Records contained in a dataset
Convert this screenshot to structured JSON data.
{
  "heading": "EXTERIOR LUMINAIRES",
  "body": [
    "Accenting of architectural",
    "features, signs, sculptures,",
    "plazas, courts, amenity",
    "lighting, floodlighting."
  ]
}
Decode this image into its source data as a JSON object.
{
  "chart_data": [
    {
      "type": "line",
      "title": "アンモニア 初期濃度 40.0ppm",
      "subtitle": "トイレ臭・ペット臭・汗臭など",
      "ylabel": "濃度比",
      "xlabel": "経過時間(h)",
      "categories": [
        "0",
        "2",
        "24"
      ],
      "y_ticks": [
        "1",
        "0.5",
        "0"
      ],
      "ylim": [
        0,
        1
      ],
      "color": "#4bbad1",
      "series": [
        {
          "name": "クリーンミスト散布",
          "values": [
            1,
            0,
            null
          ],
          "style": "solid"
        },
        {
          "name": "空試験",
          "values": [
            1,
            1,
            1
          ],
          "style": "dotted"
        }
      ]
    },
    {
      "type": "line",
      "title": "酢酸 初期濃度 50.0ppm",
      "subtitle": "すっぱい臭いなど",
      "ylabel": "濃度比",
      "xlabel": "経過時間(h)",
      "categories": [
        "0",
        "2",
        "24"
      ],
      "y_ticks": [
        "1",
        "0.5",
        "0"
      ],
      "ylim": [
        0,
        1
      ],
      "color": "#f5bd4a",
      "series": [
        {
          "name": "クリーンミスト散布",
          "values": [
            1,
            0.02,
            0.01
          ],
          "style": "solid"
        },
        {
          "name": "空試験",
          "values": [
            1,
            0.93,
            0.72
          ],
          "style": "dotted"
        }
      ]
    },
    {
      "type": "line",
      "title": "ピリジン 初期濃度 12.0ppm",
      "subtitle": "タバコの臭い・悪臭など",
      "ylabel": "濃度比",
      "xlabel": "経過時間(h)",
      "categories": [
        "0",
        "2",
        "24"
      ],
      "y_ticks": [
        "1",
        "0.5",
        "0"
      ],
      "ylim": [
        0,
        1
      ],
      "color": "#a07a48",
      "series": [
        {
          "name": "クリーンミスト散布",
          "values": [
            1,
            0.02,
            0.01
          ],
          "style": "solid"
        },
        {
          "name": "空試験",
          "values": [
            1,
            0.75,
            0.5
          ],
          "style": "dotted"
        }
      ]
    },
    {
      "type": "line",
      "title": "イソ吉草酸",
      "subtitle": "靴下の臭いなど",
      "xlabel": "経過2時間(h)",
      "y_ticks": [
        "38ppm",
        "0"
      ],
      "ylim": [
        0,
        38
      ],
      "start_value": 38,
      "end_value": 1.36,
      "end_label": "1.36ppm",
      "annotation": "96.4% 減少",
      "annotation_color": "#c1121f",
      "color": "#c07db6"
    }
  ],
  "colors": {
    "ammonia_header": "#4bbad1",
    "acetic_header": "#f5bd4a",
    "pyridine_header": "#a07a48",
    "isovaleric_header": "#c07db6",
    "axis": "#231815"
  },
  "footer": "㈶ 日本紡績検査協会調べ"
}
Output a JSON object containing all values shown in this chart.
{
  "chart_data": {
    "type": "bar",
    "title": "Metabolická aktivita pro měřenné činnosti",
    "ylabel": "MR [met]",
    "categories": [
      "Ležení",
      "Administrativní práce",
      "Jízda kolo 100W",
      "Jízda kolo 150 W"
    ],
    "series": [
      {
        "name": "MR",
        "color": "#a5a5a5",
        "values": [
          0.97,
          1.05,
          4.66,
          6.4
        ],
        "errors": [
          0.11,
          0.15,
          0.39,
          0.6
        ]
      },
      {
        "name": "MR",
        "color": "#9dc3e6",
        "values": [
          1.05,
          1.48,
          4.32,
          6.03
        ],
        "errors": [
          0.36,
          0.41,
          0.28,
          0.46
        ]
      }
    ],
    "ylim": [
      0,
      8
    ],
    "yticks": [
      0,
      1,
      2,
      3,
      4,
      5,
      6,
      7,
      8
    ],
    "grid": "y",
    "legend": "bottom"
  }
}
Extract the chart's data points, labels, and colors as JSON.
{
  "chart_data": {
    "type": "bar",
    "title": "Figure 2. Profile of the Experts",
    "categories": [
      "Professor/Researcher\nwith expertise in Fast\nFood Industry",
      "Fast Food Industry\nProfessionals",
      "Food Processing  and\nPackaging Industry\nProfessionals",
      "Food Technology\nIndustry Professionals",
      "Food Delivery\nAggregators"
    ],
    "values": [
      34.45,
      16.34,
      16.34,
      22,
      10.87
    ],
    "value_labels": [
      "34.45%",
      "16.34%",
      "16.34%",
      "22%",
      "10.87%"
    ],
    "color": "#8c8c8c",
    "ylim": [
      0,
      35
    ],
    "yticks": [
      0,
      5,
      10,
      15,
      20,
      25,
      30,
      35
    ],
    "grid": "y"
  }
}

### EXERCISE OBJECTIVE
Which lines contain "nProfessionals"? Copy each of them.

### RESULT FOR THIS EXERCISE
      "Fast Food Industry\nProfessionals",
      "Food Processing  and\nPackaging Industry\nProfessionals",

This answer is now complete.